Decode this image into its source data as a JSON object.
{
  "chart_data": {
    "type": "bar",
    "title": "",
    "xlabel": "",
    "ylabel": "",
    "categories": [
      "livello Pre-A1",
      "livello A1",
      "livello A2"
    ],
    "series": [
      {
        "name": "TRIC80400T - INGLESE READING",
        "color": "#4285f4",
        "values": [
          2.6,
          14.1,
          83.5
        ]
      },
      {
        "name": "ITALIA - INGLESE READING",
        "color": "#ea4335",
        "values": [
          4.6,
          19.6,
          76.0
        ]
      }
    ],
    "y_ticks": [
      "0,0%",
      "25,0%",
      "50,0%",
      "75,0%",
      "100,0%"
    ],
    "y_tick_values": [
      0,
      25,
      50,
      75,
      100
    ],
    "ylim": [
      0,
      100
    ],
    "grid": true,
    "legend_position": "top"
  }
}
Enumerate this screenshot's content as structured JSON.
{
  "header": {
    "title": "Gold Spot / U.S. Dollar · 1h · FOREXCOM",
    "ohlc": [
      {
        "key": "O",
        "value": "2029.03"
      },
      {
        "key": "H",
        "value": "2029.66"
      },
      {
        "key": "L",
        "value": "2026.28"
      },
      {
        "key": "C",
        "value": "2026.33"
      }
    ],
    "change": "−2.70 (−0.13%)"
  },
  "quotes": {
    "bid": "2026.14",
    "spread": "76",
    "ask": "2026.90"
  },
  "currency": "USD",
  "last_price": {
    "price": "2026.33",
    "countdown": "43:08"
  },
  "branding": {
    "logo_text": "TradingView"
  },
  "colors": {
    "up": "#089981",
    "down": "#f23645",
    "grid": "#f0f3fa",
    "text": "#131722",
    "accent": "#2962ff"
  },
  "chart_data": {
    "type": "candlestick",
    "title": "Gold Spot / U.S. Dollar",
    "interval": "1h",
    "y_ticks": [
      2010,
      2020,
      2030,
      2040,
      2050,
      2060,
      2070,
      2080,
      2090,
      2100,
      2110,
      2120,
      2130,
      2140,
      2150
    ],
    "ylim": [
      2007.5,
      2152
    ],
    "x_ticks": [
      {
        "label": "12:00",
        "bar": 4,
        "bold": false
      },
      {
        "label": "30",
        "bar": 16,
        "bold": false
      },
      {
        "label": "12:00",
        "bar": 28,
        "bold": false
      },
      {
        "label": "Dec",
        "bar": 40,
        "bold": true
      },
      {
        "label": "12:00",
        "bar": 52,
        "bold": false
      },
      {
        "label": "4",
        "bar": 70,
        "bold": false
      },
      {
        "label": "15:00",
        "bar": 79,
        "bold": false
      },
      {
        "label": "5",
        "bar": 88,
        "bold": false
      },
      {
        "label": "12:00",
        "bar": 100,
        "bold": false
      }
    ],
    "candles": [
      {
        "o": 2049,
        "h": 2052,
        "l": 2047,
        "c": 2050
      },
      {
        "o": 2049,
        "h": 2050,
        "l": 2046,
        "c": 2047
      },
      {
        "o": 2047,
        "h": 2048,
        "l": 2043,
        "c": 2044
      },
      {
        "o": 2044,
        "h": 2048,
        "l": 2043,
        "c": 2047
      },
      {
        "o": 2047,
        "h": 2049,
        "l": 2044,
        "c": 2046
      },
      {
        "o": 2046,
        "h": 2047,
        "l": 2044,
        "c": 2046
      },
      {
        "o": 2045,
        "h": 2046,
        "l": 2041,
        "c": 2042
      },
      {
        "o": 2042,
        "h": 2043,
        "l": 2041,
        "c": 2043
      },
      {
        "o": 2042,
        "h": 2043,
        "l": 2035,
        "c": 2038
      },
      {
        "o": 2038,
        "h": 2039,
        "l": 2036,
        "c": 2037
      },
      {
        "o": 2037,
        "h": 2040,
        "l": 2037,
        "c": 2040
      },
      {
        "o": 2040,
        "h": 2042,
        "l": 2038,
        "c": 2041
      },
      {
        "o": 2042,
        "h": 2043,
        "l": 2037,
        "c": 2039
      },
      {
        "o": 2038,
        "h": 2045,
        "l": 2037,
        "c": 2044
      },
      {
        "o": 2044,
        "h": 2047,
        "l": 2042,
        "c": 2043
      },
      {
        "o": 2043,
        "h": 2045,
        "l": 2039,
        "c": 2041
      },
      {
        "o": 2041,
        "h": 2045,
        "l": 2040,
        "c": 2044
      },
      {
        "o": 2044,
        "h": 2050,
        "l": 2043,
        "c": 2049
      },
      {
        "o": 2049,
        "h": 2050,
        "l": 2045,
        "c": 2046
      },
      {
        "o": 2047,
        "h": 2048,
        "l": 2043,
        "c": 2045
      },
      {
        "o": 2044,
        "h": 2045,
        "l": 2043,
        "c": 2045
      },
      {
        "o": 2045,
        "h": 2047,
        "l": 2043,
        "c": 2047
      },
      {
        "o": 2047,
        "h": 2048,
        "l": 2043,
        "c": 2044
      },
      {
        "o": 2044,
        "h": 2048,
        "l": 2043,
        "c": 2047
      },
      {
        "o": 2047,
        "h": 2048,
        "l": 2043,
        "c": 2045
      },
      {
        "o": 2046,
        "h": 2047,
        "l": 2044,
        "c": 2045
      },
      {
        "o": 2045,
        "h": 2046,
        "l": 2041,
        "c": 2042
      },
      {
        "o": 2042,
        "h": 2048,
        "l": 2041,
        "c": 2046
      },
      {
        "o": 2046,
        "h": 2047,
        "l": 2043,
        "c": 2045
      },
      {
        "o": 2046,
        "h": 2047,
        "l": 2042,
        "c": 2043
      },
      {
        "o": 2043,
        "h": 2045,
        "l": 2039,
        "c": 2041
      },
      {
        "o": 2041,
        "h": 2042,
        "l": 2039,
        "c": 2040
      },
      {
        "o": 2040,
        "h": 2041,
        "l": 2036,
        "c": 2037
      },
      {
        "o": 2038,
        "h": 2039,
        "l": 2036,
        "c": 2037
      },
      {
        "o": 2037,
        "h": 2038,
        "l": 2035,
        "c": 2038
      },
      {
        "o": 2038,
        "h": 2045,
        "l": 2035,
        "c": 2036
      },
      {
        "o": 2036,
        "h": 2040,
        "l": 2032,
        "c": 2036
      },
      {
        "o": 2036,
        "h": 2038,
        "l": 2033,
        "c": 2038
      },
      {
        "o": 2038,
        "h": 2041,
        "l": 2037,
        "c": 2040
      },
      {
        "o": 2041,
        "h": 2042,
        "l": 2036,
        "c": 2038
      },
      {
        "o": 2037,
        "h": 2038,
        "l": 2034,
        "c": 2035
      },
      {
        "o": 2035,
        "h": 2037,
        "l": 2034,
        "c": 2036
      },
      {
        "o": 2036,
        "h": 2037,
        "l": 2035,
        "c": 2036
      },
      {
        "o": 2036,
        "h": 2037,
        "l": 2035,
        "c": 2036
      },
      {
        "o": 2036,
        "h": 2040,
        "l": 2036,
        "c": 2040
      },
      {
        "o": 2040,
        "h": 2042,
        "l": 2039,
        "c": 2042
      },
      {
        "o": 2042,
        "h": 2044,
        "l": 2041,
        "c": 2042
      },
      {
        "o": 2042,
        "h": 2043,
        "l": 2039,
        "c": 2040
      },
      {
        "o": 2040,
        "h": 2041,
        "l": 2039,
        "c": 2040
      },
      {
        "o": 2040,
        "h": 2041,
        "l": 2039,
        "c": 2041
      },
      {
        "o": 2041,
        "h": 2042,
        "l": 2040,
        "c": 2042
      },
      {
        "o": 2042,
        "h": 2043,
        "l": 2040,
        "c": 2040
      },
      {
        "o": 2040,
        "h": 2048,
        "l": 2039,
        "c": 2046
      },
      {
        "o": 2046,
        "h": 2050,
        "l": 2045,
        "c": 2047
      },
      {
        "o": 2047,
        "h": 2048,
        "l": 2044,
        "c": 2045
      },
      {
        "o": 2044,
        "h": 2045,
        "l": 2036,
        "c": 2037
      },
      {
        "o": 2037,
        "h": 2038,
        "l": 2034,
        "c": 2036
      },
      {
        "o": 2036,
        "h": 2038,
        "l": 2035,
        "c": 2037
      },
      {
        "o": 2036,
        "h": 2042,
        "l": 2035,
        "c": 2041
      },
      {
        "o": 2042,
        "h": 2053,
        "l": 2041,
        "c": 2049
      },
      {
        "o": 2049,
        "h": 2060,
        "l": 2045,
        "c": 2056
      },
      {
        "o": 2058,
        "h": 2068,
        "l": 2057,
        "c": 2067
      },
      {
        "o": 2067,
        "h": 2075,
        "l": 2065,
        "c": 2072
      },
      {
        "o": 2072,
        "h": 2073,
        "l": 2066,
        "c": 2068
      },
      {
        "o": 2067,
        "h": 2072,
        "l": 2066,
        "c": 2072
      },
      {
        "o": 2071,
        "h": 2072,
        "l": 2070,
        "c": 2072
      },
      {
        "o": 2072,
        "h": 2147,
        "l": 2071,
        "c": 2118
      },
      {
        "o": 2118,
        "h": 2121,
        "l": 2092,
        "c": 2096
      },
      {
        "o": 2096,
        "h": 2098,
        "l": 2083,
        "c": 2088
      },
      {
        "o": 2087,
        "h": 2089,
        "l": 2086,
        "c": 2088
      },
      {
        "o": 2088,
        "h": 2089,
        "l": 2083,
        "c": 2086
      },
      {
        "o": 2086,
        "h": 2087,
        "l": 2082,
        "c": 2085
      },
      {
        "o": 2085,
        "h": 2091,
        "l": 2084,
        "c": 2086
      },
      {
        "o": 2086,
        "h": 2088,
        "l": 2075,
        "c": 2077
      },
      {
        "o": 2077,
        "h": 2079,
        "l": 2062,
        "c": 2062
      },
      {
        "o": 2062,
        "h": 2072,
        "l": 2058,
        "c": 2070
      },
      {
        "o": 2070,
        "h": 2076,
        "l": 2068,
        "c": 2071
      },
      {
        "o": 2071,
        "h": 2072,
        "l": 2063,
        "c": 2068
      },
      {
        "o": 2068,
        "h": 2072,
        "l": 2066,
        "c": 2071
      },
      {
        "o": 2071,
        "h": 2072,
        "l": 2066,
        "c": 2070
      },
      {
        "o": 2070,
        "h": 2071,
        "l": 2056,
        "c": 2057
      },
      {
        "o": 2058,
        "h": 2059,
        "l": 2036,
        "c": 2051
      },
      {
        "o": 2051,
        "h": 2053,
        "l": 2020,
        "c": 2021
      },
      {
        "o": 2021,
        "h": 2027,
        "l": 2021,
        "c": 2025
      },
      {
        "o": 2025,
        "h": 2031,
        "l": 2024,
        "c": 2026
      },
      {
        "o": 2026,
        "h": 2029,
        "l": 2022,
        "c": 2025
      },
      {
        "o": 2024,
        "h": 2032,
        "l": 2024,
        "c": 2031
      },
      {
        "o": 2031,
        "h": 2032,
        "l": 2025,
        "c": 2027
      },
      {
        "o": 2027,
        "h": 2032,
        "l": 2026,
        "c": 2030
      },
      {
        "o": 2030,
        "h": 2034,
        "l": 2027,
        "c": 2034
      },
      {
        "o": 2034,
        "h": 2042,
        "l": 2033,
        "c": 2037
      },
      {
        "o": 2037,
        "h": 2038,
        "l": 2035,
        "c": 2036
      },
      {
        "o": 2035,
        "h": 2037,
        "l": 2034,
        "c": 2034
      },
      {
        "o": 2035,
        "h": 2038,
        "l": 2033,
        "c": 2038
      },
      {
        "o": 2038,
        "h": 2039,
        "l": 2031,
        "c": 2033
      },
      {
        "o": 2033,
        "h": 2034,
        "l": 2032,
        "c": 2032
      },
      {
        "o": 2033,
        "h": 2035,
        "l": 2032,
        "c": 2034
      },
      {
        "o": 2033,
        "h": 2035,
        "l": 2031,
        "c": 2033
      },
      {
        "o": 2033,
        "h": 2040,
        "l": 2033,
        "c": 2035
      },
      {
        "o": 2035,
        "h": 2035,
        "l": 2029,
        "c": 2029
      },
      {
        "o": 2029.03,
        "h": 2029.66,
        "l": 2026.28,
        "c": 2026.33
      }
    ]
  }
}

• Task requirements
Work out how many lines in the records above contain the word "Gold", and give only that number.

• Finished answer
2